THE PROBLEM — Copy every line of the listing exactly.

ENTRIES SUPPLIED —
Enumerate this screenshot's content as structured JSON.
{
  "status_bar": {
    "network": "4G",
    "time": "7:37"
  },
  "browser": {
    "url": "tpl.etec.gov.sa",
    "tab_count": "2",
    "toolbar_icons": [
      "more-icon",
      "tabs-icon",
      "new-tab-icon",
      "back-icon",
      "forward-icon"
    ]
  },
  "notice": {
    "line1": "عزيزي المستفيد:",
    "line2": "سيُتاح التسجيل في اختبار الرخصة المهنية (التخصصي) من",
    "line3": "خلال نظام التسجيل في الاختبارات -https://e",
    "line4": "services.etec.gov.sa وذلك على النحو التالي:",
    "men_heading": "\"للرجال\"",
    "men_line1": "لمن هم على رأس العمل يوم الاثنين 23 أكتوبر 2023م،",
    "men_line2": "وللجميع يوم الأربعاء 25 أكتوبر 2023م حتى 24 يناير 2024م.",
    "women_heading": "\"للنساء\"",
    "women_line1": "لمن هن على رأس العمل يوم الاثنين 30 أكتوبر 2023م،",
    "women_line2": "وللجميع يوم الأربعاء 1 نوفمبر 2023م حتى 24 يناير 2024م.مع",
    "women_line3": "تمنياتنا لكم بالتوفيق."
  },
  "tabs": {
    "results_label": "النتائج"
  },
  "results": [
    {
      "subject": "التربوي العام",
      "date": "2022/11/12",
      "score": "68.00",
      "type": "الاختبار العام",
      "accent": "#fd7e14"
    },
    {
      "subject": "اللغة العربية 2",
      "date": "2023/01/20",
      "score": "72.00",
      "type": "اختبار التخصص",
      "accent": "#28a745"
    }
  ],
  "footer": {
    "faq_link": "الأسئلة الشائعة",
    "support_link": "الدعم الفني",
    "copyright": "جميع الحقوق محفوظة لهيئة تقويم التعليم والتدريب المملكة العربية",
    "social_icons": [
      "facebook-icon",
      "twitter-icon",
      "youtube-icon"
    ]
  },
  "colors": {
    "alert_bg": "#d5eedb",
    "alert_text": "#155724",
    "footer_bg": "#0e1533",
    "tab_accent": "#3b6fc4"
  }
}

WORKED ANSWER —
Enumerate this screenshot's content as structured JSON.
{
  "status_bar": {
    "network": "4G",
    "time": "7:37"
  },
  "browser": {
    "url": "tpl.etec.gov.sa",
    "tab_count": "2",
    "toolbar_icons": [
      "more-icon",
      "tabs-icon",
      "new-tab-icon",
      "back-icon",
      "forward-icon"
    ]
  },
  "notice": {
    "line1": "عزيزي المستفيد:",
    "line2": "سيُتاح التسجيل في اختبار الرخصة المهنية (التخصصي) من",
    "line3": "خلال نظام التسجيل في الاختبارات -https://e",
    "line4": "services.etec.gov.sa وذلك على النحو التالي:",
    "men_heading": "\"للرجال\"",
    "men_line1": "لمن هم على رأس العمل يوم الاثنين 23 أكتوبر 2023م،",
    "men_line2": "وللجميع يوم الأربعاء 25 أكتوبر 2023م حتى 24 يناير 2024م.",
    "women_heading": "\"للنساء\"",
    "women_line1": "لمن هن على رأس العمل يوم الاثنين 30 أكتوبر 2023م،",
    "women_line2": "وللجميع يوم الأربعاء 1 نوفمبر 2023م حتى 24 يناير 2024م.مع",
    "women_line3": "تمنياتنا لكم بالتوفيق."
  },
  "tabs": {
    "results_label": "النتائج"
  },
  "results": [
    {
      "subject": "التربوي العام",
      "date": "2022/11/12",
      "score": "68.00",
      "type": "الاختبار العام",
      "accent": "#fd7e14"
    },
    {
      "subject": "اللغة العربية 2",
      "date": "2023/01/20",
      "score": "72.00",
      "type": "اختبار التخصص",
      "accent": "#28a745"
    }
  ],
  "footer": {
    "faq_link": "الأسئلة الشائعة",
    "support_link": "الدعم الفني",
    "copyright": "جميع الحقوق محفوظة لهيئة تقويم التعليم والتدريب المملكة العربية",
    "social_icons": [
      "facebook-icon",
      "twitter-icon",
      "youtube-icon"
    ]
  },
  "colors": {
    "alert_bg": "#d5eedb",
    "alert_text": "#155724",
    "footer_bg": "#0e1533",
    "tab_accent": "#3b6fc4"
  }
}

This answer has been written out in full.